== Passage to read ==
------------------------------

Medical practices are heavily influenced by sexist, classist, and racist norms. Certain common practices in the healthcare system often assume and reinforce gender roles that disproportionately harm women. For example, a woman does not have autonomy over her own fertility, because she needs to obtain consent from her husband to get herself sterilized; on the other hand, vasectomy for a man can be done in a week.

=== Patient-physician relationship ===

Power dynamics in the patient-physician relationship are linked to equality and inequality in communication. Patients' gender and race affects the standard of medical care received from physicians. Female patients who challenge physicians are more likely to be perceived as uncooperative, while male patients who challenge physicians are seen as rational participants in their own treatment. Similarly, female patients tend to receive information with less clarity from physicians. Patients with less power, typically women and individuals of color, frequently receive lower-standard care; this can include longer wait times for service, worse treatment, disregard of personal wishes, and less information or lower accuracy of information given. Medical care is often regarded as a private issue for patients, which makes it more difficult to observe the inequality that results from patients' gender and race.

There is also the concern about whether a patient should be viewed as a "generalized other" or a "concrete other". The "generalized other" view tends to see all patients as equally entitled to the same level of care and without regard for personal differences, while the "concrete other" view tends to see each patient as a unique individual with particular interests and needs. The "generalized other" is more distant and less intimate to physicians. Seeing patients as the "generalized other" has been the norm in health care, but feminist bioethics argues for seeing patients as the "concrete other", with a more empathetic attitude to individual concerns.

=== Reproductive issues ===
Feminist bioethicists' contributions to discussions on reproductive issues are not only limited to opinions from female perspectives, but also to the revelation of the structural power difference in the areas that affect women's reproductive experience and concerns. For example, it is argued that new reproductive technologies should not be considered "gender neutral", since they disproportionately affect women's welfare. Concerns over the "use" of reproductive tissues as exploitations of female bodies in research and therapy is also brought up.

------------------------------

== Required action 1 ==
According to the passage on feminist bioethics, how are female patients who challenge physicians likely to be perceived?
== Required action 2 ==
From the passage on feminist bioethics, copy the stretch from "There is also" through "to individual concerns.".
The material after the passage is unrelated to it.

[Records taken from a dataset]

------------------------------

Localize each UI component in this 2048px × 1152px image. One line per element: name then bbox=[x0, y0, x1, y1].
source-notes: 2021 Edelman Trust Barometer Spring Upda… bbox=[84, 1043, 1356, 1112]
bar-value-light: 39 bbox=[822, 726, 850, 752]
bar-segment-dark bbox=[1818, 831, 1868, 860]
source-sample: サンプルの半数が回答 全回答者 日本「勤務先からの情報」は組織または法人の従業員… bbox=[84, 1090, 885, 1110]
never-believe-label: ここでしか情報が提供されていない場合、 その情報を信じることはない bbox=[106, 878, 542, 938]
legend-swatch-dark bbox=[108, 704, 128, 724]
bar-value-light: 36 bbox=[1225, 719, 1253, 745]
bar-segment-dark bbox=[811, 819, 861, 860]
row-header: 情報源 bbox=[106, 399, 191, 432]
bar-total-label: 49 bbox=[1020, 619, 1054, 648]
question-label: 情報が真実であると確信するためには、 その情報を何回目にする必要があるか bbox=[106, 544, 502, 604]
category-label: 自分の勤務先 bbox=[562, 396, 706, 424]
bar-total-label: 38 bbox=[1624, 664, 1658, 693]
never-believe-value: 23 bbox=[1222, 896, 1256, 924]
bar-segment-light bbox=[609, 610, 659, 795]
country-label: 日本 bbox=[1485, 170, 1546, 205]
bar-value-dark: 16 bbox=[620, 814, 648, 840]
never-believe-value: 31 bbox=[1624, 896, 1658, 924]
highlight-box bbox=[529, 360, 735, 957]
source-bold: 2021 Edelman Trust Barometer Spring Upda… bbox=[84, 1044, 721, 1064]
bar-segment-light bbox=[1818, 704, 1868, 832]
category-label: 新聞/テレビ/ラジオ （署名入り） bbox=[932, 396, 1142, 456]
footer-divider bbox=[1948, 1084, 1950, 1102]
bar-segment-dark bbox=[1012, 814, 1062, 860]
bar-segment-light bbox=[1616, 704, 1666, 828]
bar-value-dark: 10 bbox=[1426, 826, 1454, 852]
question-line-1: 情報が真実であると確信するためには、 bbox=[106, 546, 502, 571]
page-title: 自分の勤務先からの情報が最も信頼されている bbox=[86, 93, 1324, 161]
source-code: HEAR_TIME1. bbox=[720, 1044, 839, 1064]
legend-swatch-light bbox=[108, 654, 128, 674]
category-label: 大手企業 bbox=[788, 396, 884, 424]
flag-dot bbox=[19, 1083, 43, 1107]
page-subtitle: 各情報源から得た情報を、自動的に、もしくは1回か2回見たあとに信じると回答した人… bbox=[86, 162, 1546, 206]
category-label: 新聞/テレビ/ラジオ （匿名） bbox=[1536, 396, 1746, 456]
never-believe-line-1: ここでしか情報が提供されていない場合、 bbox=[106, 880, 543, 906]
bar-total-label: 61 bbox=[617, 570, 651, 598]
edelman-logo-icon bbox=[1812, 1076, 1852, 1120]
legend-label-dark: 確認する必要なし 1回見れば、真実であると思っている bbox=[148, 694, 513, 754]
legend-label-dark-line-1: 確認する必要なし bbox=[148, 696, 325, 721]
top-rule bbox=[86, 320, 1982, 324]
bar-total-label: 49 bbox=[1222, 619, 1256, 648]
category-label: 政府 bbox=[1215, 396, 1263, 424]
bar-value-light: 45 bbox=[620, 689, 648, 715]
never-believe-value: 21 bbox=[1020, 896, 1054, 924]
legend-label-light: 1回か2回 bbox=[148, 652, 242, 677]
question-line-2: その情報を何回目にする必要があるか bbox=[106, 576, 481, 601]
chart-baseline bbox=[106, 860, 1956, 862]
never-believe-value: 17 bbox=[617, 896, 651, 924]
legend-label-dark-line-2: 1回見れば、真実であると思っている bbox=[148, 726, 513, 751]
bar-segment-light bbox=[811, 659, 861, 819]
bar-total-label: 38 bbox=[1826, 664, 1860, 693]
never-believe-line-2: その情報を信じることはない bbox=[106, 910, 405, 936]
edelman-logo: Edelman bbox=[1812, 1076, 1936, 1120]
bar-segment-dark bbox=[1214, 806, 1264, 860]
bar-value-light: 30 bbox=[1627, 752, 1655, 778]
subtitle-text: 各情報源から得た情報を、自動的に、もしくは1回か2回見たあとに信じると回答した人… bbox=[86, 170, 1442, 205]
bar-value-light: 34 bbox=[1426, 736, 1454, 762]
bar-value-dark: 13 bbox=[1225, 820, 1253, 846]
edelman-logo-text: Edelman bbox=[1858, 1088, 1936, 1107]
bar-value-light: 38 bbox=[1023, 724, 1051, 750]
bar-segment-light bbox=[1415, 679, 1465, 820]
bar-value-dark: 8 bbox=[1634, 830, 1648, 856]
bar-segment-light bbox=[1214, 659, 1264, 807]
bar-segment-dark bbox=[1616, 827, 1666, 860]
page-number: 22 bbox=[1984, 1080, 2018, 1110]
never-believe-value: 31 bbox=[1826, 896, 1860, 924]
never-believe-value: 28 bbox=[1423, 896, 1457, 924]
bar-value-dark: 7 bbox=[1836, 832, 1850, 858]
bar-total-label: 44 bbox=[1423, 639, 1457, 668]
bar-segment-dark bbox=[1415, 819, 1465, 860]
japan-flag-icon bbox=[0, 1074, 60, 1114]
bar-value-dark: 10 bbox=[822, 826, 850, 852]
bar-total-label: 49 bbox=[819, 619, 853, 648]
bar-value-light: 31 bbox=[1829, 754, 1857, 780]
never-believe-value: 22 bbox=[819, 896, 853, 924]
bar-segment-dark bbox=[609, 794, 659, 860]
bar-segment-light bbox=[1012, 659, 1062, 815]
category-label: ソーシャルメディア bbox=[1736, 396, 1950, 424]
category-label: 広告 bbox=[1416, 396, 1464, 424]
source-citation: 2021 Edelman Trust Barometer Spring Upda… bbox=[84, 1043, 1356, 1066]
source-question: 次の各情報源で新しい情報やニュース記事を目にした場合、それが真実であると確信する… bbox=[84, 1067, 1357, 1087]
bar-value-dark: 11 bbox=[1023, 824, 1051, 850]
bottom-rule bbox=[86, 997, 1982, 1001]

------------------------------

== Task output 1 ==
They are more likely to be perceived as uncooperative.

== Task output 2 ==
There is also the concern about whether a patient should be viewed as a "generalized other" or a "concrete other". The "generalized other" view tends to see all patients as equally entitled to the same level of care and without regard for personal differences, while the "concrete other" view tends to see each patient as a unique individual with particular interests and needs. The "generalized other" is more distant and less intimate to physicians. Seeing patients as the "generalized other" has been the norm in health care, but feminist bioethics argues for seeing patients as the "concrete other", with a more empathetic attitude to individual concerns.